(Stored data entries)
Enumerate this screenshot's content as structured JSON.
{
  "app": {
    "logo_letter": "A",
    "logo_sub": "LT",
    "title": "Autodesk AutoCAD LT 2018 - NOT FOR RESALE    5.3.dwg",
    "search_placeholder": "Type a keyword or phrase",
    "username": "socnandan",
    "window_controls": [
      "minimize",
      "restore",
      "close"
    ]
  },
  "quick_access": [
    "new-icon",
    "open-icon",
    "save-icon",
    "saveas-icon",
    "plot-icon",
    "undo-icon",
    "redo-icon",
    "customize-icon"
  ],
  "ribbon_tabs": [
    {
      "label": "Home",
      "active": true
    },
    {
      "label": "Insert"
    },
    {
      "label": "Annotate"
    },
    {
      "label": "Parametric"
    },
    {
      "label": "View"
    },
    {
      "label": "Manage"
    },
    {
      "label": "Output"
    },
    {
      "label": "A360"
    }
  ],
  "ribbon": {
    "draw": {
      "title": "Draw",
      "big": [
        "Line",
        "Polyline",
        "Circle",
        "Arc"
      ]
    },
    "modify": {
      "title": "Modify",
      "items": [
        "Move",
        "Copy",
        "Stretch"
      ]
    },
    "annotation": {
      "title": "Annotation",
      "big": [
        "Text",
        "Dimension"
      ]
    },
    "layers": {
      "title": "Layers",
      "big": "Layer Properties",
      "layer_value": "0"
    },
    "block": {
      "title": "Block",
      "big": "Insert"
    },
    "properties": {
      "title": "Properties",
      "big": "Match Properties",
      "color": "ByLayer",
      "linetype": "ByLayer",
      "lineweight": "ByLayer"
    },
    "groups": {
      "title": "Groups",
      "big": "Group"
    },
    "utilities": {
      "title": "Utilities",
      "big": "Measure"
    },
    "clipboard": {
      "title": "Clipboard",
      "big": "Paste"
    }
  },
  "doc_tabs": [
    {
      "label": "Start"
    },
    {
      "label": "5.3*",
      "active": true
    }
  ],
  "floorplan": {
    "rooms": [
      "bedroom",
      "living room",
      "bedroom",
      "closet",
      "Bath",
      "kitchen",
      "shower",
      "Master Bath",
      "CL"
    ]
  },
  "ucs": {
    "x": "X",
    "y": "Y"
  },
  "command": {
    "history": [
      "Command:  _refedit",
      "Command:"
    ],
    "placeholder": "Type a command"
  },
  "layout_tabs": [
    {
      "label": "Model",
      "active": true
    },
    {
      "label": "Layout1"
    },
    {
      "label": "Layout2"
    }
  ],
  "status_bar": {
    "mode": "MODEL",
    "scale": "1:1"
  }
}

---

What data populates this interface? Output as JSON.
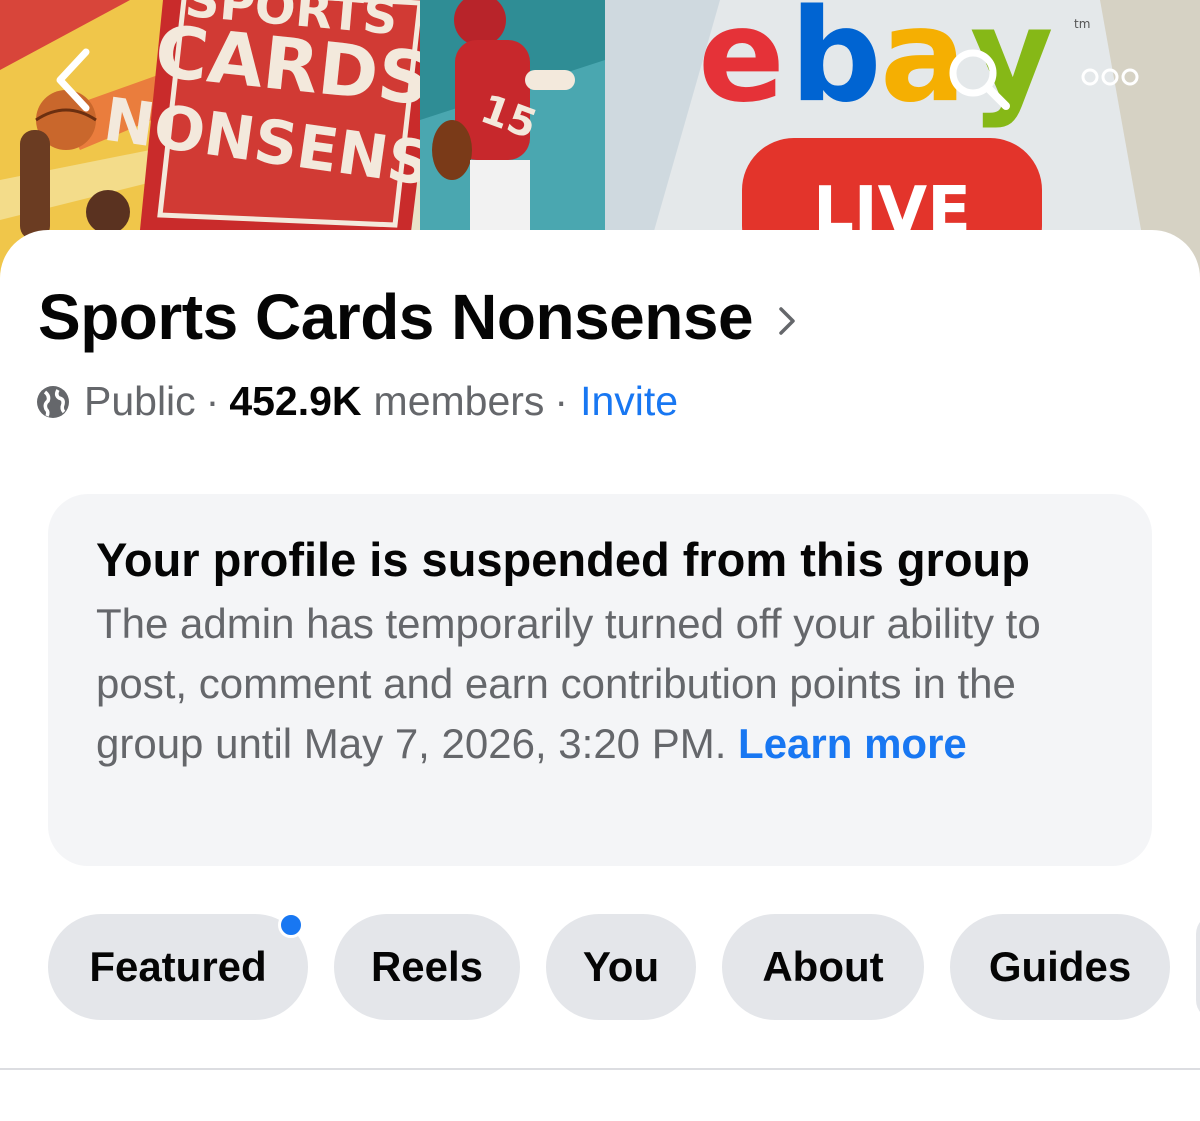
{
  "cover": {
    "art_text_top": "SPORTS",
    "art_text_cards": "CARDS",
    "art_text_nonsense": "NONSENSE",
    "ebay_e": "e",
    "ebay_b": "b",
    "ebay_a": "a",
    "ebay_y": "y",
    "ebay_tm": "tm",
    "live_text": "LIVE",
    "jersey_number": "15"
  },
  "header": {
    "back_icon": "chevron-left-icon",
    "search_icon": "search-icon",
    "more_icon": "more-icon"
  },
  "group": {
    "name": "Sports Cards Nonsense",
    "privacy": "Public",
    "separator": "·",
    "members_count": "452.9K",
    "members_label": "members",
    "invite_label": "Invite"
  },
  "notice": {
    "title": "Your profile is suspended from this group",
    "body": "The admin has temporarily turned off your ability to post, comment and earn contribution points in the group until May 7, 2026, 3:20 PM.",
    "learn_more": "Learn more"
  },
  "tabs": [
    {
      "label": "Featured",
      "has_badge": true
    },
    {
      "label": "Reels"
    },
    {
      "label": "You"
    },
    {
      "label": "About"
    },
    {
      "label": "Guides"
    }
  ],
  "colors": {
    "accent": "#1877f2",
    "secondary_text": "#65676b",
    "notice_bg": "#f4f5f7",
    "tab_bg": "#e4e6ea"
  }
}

| Instructions for the task |
Write out every line of the listing that holds the word "JSON".

| Answer to this task |
Enumerate this screenshot's content as structured JSON.
What data populates this interface? Output as JSON.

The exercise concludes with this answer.